- _WHAT THE EXERCISE ASKS_: Your task is to extract every entry that follows word for word while excluding the pictures.

>>>

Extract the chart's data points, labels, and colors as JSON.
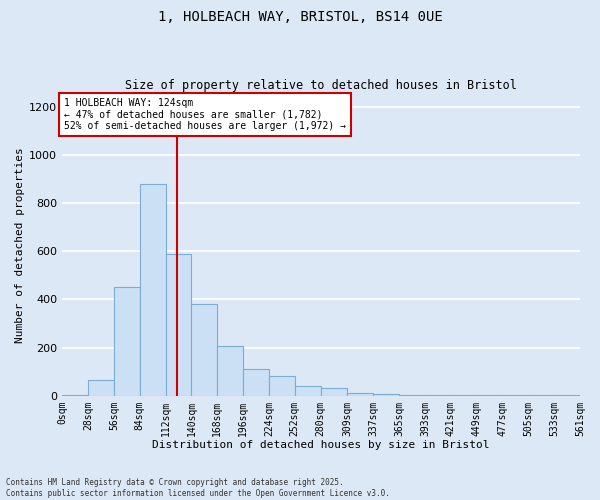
{
  "title_line1": "1, HOLBEACH WAY, BRISTOL, BS14 0UE",
  "title_line2": "Size of property relative to detached houses in Bristol",
  "xlabel": "Distribution of detached houses by size in Bristol",
  "ylabel": "Number of detached properties",
  "bar_color": "#cce0f5",
  "bar_edge_color": "#7aadd4",
  "background_color": "#dce8f5",
  "fig_background": "#dce8f5",
  "grid_color": "#ffffff",
  "bin_edges": [
    0,
    28,
    56,
    84,
    112,
    140,
    168,
    196,
    224,
    252,
    280,
    309,
    337,
    365,
    393,
    421,
    449,
    477,
    505,
    533,
    561
  ],
  "bin_labels": [
    "0sqm",
    "28sqm",
    "56sqm",
    "84sqm",
    "112sqm",
    "140sqm",
    "168sqm",
    "196sqm",
    "224sqm",
    "252sqm",
    "280sqm",
    "309sqm",
    "337sqm",
    "365sqm",
    "393sqm",
    "421sqm",
    "449sqm",
    "477sqm",
    "505sqm",
    "533sqm",
    "561sqm"
  ],
  "hist_values": [
    5,
    65,
    450,
    880,
    590,
    380,
    205,
    110,
    80,
    40,
    30,
    12,
    8,
    5,
    5,
    5,
    5,
    5,
    5,
    5
  ],
  "property_label": "1 HOLBEACH WAY: 124sqm",
  "annotation_line1": "← 47% of detached houses are smaller (1,782)",
  "annotation_line2": "52% of semi-detached houses are larger (1,972) →",
  "vline_x": 124,
  "ylim": [
    0,
    1250
  ],
  "yticks": [
    0,
    200,
    400,
    600,
    800,
    1000,
    1200
  ],
  "footnote_line1": "Contains HM Land Registry data © Crown copyright and database right 2025.",
  "footnote_line2": "Contains public sector information licensed under the Open Government Licence v3.0.",
  "annotation_box_facecolor": "#ffffff",
  "annotation_box_edge": "#cc0000",
  "vline_color": "#cc0000"
}
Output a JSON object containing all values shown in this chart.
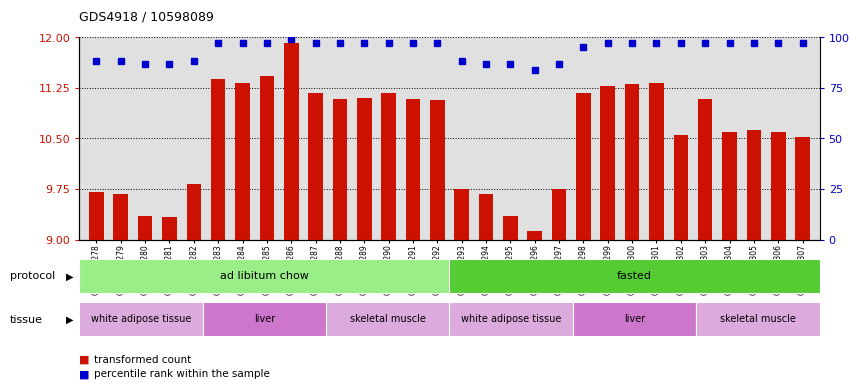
{
  "title": "GDS4918 / 10598089",
  "samples": [
    "GSM1131278",
    "GSM1131279",
    "GSM1131280",
    "GSM1131281",
    "GSM1131282",
    "GSM1131283",
    "GSM1131284",
    "GSM1131285",
    "GSM1131286",
    "GSM1131287",
    "GSM1131288",
    "GSM1131289",
    "GSM1131290",
    "GSM1131291",
    "GSM1131292",
    "GSM1131293",
    "GSM1131294",
    "GSM1131295",
    "GSM1131296",
    "GSM1131297",
    "GSM1131298",
    "GSM1131299",
    "GSM1131300",
    "GSM1131301",
    "GSM1131302",
    "GSM1131303",
    "GSM1131304",
    "GSM1131305",
    "GSM1131306",
    "GSM1131307"
  ],
  "bar_values": [
    9.7,
    9.68,
    9.35,
    9.33,
    9.83,
    11.38,
    11.32,
    11.42,
    11.92,
    11.17,
    11.08,
    11.1,
    11.17,
    11.08,
    11.07,
    9.75,
    9.68,
    9.35,
    9.12,
    9.75,
    11.17,
    11.27,
    11.3,
    11.32,
    10.55,
    11.08,
    10.6,
    10.62,
    10.6,
    10.52
  ],
  "percentile_values": [
    88,
    88,
    87,
    87,
    88,
    97,
    97,
    97,
    99,
    97,
    97,
    97,
    97,
    97,
    97,
    88,
    87,
    87,
    84,
    87,
    95,
    97,
    97,
    97,
    97,
    97,
    97,
    97,
    97,
    97
  ],
  "ylim_left": [
    9.0,
    12.0
  ],
  "ylim_right": [
    0,
    100
  ],
  "yticks_left": [
    9.0,
    9.75,
    10.5,
    11.25,
    12.0
  ],
  "yticks_right": [
    0,
    25,
    50,
    75,
    100
  ],
  "bar_color": "#cc1100",
  "dot_color": "#0000cc",
  "bg_color": "#e0e0e0",
  "protocol_groups": [
    {
      "label": "ad libitum chow",
      "start": 0,
      "end": 15,
      "color": "#99ee88"
    },
    {
      "label": "fasted",
      "start": 15,
      "end": 30,
      "color": "#55cc33"
    }
  ],
  "tissue_groups": [
    {
      "label": "white adipose tissue",
      "start": 0,
      "end": 5,
      "color": "#ddaadd"
    },
    {
      "label": "liver",
      "start": 5,
      "end": 10,
      "color": "#cc77cc"
    },
    {
      "label": "skeletal muscle",
      "start": 10,
      "end": 15,
      "color": "#ddaadd"
    },
    {
      "label": "white adipose tissue",
      "start": 15,
      "end": 20,
      "color": "#ddaadd"
    },
    {
      "label": "liver",
      "start": 20,
      "end": 25,
      "color": "#cc77cc"
    },
    {
      "label": "skeletal muscle",
      "start": 25,
      "end": 30,
      "color": "#ddaadd"
    }
  ],
  "legend_items": [
    {
      "label": "transformed count",
      "color": "#cc1100"
    },
    {
      "label": "percentile rank within the sample",
      "color": "#0000cc"
    }
  ]
}
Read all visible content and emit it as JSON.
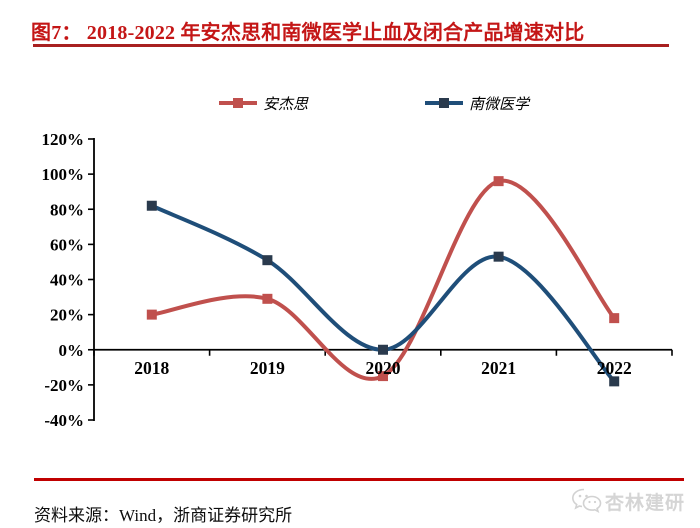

<<<

- _SOLUTION BELOW_:
Extract the chart's data points, labels, and colors as JSON.
{
  "title_line1": "1, HOLBEACH WAY, BRISTOL, BS14 0UE",
  "title_line2": "Size of property relative to detached houses in Bristol",
  "xlabel": "Distribution of detached houses by size in Bristol",
  "ylabel": "Number of detached properties",
  "bar_color": "#cce0f5",
  "bar_edge_color": "#7aadd4",
  "background_color": "#dce8f5",
  "fig_background": "#dce8f5",
  "grid_color": "#ffffff",
  "bin_edges": [
    0,
    28,
    56,
    84,
    112,
    140,
    168,
    196,
    224,
    252,
    280,
    309,
    337,
    365,
    393,
    421,
    449,
    477,
    505,
    533,
    561
  ],
  "bin_labels": [
    "0sqm",
    "28sqm",
    "56sqm",
    "84sqm",
    "112sqm",
    "140sqm",
    "168sqm",
    "196sqm",
    "224sqm",
    "252sqm",
    "280sqm",
    "309sqm",
    "337sqm",
    "365sqm",
    "393sqm",
    "421sqm",
    "449sqm",
    "477sqm",
    "505sqm",
    "533sqm",
    "561sqm"
  ],
  "hist_values": [
    5,
    65,
    450,
    880,
    590,
    380,
    205,
    110,
    80,
    40,
    30,
    12,
    8,
    5,
    5,
    5,
    5,
    5,
    5,
    5
  ],
  "property_label": "1 HOLBEACH WAY: 124sqm",
  "annotation_line1": "← 47% of detached houses are smaller (1,782)",
  "annotation_line2": "52% of semi-detached houses are larger (1,972) →",
  "vline_x": 124,
  "ylim": [
    0,
    1250
  ],
  "yticks": [
    0,
    200,
    400,
    600,
    800,
    1000,
    1200
  ],
  "footnote_line1": "Contains HM Land Registry data © Crown copyright and database right 2025.",
  "footnote_line2": "Contains public sector information licensed under the Open Government Licence v3.0.",
  "annotation_box_facecolor": "#ffffff",
  "annotation_box_edge": "#cc0000",
  "vline_color": "#cc0000"
}
Output a JSON object containing all values shown in this chart.
{
  "title": "GDS4918 / 10598089",
  "samples": [
    "GSM1131278",
    "GSM1131279",
    "GSM1131280",
    "GSM1131281",
    "GSM1131282",
    "GSM1131283",
    "GSM1131284",
    "GSM1131285",
    "GSM1131286",
    "GSM1131287",
    "GSM1131288",
    "GSM1131289",
    "GSM1131290",
    "GSM1131291",
    "GSM1131292",
    "GSM1131293",
    "GSM1131294",
    "GSM1131295",
    "GSM1131296",
    "GSM1131297",
    "GSM1131298",
    "GSM1131299",
    "GSM1131300",
    "GSM1131301",
    "GSM1131302",
    "GSM1131303",
    "GSM1131304",
    "GSM1131305",
    "GSM1131306",
    "GSM1131307"
  ],
  "bar_values": [
    9.7,
    9.68,
    9.35,
    9.33,
    9.83,
    11.38,
    11.32,
    11.42,
    11.92,
    11.17,
    11.08,
    11.1,
    11.17,
    11.08,
    11.07,
    9.75,
    9.68,
    9.35,
    9.12,
    9.75,
    11.17,
    11.27,
    11.3,
    11.32,
    10.55,
    11.08,
    10.6,
    10.62,
    10.6,
    10.52
  ],
  "percentile_values": [
    88,
    88,
    87,
    87,
    88,
    97,
    97,
    97,
    99,
    97,
    97,
    97,
    97,
    97,
    97,
    88,
    87,
    87,
    84,
    87,
    95,
    97,
    97,
    97,
    97,
    97,
    97,
    97,
    97,
    97
  ],
  "ylim_left": [
    9.0,
    12.0
  ],
  "ylim_right": [
    0,
    100
  ],
  "yticks_left": [
    9.0,
    9.75,
    10.5,
    11.25,
    12.0
  ],
  "yticks_right": [
    0,
    25,
    50,
    75,
    100
  ],
  "bar_color": "#cc1100",
  "dot_color": "#0000cc",
  "bg_color": "#e0e0e0",
  "protocol_groups": [
    {
      "label": "ad libitum chow",
      "start": 0,
      "end": 15,
      "color": "#99ee88"
    },
    {
      "label": "fasted",
      "start": 15,
      "end": 30,
      "color": "#55cc33"
    }
  ],
  "tissue_groups": [
    {
      "label": "white adipose tissue",
      "start": 0,
      "end": 5,
      "color": "#ddaadd"
    },
    {
      "label": "liver",
      "start": 5,
      "end": 10,
      "color": "#cc77cc"
    },
    {
      "label": "skeletal muscle",
      "start": 10,
      "end": 15,
      "color": "#ddaadd"
    },
    {
      "label": "white adipose tissue",
      "start": 15,
      "end": 20,
      "color": "#ddaadd"
    },
    {
      "label": "liver",
      "start": 20,
      "end": 25,
      "color": "#cc77cc"
    },
    {
      "label": "skeletal muscle",
      "start": 25,
      "end": 30,
      "color": "#ddaadd"
    }
  ],
  "legend_items": [
    {
      "label": "transformed count",
      "color": "#cc1100"
    },
    {
      "label": "percentile rank within the sample",
      "color": "#0000cc"
    }
  ]
}
Read all visible content and emit it as JSON.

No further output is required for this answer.